Data:
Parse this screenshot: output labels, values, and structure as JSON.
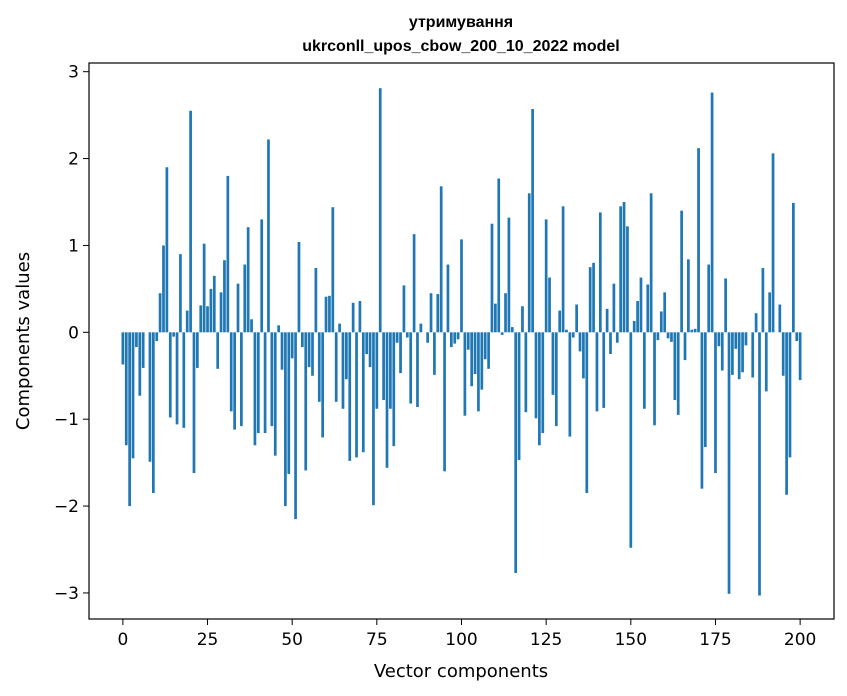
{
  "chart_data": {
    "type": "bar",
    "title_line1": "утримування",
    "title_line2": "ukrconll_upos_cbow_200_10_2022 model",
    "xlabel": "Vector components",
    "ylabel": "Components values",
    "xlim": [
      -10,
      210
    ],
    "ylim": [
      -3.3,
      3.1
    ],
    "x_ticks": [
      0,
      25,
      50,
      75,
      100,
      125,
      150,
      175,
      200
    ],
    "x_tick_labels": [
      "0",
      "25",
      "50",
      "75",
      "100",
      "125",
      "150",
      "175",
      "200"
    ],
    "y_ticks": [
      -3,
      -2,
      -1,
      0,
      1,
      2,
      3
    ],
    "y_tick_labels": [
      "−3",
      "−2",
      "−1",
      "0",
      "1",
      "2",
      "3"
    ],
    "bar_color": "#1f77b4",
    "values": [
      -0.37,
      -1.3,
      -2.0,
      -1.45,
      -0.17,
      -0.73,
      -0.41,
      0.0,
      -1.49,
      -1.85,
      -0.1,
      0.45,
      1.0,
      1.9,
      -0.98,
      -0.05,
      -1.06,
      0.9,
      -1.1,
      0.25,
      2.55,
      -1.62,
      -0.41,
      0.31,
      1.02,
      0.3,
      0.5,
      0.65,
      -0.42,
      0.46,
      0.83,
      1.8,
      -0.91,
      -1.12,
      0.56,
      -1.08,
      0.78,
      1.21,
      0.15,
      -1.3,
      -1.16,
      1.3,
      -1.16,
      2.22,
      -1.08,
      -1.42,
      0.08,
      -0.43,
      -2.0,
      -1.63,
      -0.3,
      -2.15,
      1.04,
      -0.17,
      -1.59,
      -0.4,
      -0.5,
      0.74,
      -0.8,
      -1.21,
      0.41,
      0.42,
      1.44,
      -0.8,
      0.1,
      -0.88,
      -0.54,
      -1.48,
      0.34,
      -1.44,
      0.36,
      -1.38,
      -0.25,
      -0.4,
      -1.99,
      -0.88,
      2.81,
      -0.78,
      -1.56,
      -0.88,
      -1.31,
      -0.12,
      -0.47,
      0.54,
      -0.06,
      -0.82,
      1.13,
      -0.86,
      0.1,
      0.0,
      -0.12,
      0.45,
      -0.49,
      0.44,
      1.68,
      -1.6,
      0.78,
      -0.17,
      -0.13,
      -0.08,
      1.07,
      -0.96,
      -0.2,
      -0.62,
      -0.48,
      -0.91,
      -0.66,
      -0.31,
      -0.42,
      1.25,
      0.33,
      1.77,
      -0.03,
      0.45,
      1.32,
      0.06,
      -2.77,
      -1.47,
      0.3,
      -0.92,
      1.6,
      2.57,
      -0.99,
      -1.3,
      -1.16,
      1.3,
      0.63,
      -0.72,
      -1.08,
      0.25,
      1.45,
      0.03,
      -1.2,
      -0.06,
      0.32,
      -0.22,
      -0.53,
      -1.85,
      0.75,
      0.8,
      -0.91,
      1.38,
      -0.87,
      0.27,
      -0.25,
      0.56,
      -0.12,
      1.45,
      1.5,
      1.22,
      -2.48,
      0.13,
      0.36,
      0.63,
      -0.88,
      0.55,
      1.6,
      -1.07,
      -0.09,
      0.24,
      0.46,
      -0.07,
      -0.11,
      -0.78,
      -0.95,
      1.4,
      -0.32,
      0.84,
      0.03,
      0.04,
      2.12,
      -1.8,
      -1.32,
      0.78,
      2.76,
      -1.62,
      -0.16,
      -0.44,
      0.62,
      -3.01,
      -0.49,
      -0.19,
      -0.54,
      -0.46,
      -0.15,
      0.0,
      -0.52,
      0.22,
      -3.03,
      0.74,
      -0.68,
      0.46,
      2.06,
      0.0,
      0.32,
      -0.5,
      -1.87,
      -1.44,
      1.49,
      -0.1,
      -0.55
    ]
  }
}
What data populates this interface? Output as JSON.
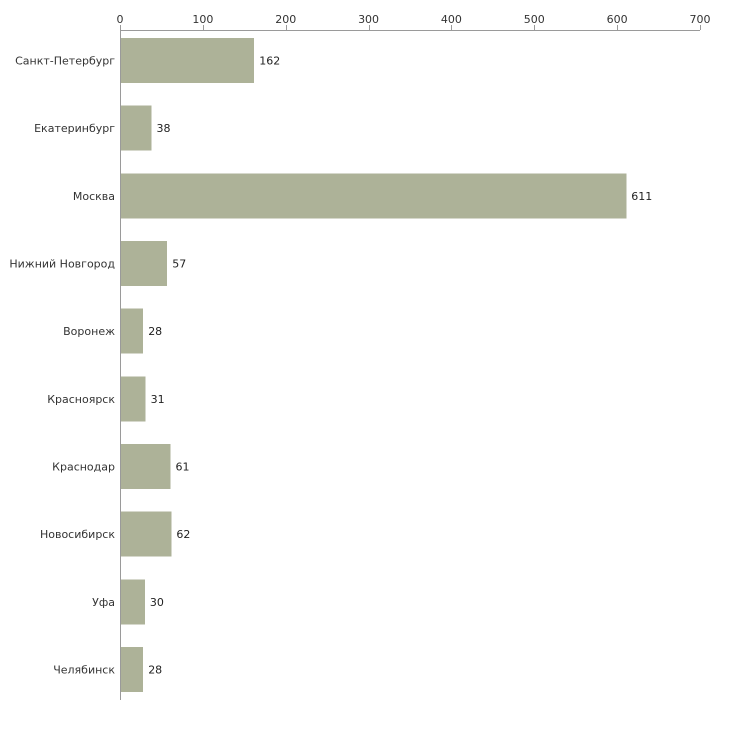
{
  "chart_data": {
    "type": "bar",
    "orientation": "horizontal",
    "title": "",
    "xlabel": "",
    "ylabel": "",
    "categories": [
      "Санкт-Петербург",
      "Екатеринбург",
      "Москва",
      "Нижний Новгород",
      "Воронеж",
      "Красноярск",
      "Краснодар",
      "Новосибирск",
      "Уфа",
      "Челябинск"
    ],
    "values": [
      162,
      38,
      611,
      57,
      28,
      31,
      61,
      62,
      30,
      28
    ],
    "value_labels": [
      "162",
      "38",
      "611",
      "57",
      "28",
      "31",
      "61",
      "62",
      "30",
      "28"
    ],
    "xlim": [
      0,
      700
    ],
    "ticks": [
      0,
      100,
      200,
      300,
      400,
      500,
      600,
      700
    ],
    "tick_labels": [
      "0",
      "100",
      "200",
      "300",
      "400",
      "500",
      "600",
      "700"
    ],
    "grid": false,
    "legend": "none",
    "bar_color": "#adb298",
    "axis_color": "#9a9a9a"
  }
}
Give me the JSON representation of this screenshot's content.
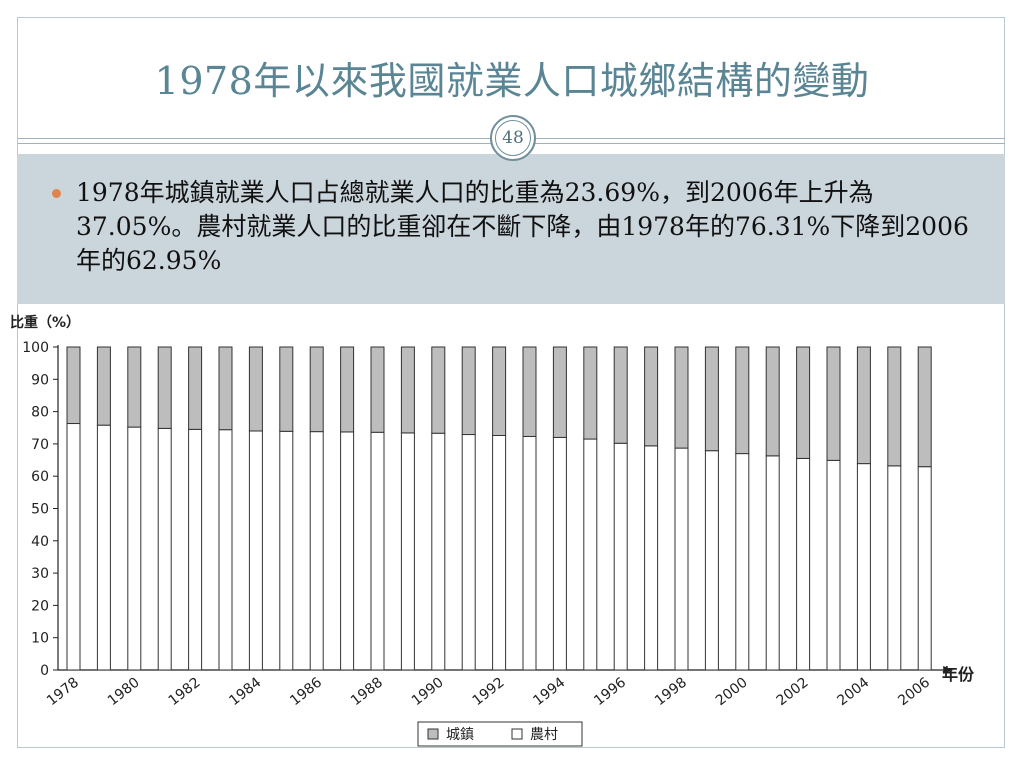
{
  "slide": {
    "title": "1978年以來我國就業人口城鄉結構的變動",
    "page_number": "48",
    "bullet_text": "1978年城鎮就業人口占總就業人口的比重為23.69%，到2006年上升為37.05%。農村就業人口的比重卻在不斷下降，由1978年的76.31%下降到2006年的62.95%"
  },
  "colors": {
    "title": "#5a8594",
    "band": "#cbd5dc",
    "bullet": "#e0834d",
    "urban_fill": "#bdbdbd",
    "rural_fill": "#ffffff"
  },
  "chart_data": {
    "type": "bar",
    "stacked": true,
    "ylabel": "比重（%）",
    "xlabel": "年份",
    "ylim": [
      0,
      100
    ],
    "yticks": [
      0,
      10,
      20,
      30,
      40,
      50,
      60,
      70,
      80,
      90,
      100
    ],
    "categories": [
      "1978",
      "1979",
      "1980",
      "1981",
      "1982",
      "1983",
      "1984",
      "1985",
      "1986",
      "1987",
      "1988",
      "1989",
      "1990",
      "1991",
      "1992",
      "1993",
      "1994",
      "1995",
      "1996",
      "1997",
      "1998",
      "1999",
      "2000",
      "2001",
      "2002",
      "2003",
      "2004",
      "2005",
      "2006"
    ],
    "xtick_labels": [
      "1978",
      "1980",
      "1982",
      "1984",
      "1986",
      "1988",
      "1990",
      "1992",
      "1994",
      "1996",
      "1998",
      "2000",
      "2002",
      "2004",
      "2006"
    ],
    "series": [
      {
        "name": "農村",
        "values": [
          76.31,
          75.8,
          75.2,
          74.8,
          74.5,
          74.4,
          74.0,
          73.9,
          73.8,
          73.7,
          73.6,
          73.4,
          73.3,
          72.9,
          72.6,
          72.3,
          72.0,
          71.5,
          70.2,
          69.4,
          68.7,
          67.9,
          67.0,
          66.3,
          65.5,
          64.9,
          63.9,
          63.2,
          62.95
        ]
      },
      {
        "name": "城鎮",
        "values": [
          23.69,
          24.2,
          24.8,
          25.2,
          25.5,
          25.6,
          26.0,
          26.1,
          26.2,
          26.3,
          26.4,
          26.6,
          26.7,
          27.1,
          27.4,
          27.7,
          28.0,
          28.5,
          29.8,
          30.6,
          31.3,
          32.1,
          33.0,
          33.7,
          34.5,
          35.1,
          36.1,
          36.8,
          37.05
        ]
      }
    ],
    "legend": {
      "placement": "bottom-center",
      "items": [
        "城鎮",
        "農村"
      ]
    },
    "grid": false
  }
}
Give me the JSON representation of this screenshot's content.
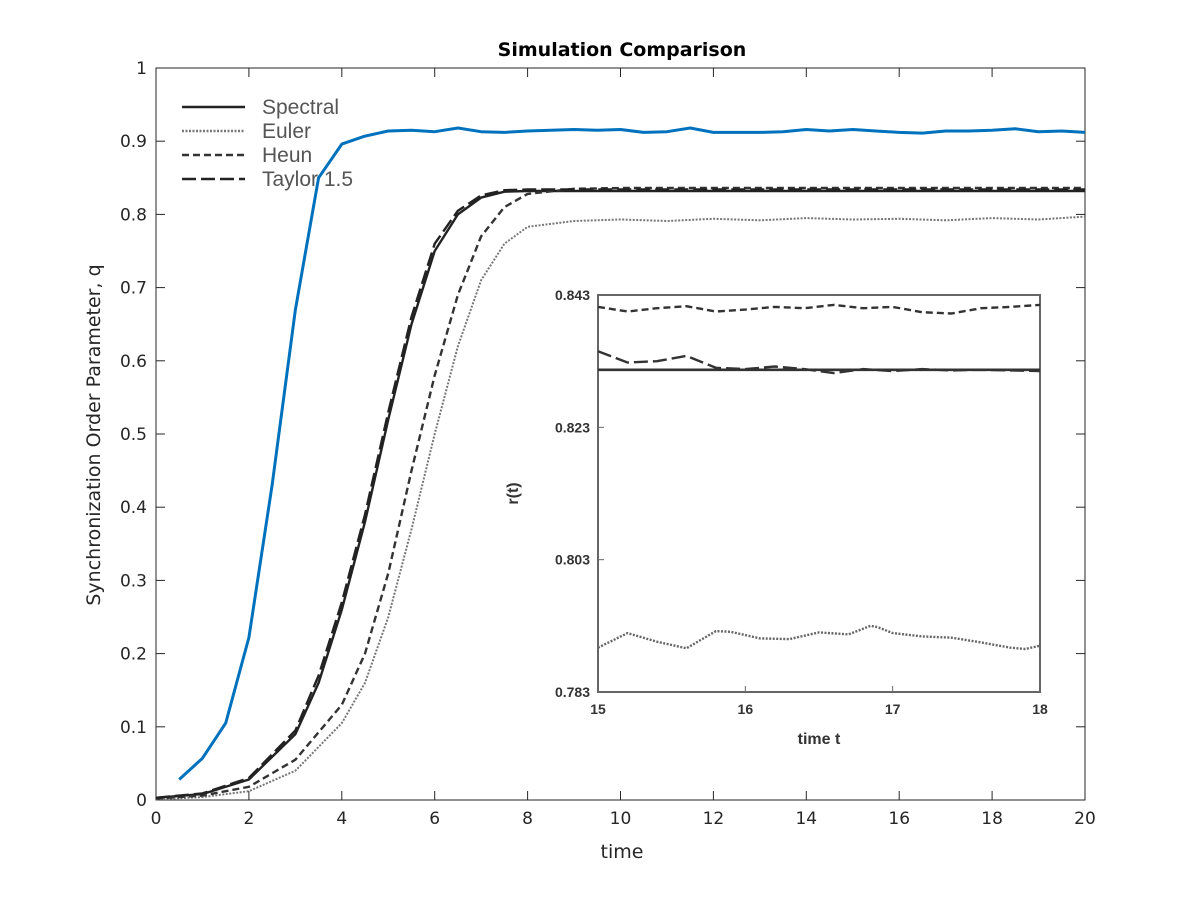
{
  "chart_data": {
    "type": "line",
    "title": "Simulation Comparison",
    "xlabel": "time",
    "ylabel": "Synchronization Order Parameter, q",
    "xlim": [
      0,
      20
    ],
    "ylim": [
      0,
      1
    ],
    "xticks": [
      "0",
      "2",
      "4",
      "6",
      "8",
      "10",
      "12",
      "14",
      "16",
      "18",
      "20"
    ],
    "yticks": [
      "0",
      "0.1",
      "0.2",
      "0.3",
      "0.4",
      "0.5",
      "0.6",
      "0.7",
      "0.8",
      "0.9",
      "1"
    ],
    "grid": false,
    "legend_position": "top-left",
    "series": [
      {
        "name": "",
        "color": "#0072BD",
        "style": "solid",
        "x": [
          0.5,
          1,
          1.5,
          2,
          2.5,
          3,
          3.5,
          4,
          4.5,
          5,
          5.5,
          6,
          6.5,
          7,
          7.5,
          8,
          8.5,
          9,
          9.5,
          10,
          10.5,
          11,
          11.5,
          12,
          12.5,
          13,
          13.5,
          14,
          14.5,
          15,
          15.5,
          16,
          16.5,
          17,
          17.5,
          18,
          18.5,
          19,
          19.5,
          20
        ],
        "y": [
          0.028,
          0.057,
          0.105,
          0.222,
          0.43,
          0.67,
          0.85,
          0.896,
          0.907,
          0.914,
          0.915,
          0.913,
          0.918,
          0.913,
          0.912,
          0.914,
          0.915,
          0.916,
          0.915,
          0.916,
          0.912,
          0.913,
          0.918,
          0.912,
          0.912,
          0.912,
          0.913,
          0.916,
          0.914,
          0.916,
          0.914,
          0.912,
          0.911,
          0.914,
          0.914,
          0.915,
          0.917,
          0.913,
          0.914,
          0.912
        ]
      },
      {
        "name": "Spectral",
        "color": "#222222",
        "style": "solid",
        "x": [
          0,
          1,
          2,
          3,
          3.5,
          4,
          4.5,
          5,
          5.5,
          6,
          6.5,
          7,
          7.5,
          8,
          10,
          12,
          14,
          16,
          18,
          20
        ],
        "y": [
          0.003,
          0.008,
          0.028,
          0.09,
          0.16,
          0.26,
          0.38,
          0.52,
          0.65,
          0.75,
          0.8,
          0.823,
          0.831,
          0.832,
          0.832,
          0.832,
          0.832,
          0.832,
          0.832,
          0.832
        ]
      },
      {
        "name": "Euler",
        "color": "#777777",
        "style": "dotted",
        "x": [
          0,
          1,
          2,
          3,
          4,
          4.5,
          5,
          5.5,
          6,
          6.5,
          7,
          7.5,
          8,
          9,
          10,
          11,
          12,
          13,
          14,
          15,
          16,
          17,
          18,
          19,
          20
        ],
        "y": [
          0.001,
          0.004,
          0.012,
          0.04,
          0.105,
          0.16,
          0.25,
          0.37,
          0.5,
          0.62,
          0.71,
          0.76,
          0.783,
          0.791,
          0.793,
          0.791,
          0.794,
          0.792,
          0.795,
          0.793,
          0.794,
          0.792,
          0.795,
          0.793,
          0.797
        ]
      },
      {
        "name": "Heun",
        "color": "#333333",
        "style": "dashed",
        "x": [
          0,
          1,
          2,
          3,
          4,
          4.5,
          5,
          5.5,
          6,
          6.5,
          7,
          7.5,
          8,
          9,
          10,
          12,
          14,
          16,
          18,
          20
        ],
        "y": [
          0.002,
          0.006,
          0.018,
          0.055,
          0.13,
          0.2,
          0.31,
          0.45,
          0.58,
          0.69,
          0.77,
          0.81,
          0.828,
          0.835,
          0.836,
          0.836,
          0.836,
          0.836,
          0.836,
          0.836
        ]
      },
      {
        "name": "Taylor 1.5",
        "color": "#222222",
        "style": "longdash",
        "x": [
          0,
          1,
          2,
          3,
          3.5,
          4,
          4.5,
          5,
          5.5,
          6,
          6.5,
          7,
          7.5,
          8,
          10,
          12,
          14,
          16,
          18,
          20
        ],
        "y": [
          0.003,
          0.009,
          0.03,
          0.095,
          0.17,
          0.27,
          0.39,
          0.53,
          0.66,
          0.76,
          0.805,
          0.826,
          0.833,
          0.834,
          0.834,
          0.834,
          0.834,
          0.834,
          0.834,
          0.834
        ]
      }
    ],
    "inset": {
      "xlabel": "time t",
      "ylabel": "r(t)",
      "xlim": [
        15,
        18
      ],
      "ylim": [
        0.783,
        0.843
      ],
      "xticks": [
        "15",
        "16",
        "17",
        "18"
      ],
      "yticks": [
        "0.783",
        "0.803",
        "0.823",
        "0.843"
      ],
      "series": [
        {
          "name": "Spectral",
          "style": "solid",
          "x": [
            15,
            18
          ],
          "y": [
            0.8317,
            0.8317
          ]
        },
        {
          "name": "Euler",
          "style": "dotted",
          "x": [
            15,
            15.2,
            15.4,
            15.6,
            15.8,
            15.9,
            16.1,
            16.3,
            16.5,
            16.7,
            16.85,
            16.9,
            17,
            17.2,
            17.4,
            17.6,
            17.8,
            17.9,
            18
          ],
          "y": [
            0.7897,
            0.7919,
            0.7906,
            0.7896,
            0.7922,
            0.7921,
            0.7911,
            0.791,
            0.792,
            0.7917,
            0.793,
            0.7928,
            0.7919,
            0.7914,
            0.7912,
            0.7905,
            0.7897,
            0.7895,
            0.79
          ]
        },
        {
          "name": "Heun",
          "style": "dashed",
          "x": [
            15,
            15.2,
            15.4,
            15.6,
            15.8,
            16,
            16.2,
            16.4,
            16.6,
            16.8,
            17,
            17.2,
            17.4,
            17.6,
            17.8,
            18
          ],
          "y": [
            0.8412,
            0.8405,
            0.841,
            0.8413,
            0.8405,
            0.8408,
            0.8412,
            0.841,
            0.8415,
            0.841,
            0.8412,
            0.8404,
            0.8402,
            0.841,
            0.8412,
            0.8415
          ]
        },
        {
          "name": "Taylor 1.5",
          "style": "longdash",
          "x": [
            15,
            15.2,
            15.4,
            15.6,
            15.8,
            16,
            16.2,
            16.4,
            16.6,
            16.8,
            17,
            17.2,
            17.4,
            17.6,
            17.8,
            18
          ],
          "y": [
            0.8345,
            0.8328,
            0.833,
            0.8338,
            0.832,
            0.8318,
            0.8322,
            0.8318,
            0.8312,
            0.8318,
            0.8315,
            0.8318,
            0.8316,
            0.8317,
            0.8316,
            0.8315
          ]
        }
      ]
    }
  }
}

Brief: Among the records above, find each line holding the string "ylabel" and pull it out.

Answer to this task:
    "ylabel": "Components values",
    "ylabel": "",
    "ylabel": "比重（%）",
    "ylabel": "Synchronization Order Parameter, q",
      "ylabel": "r(t)",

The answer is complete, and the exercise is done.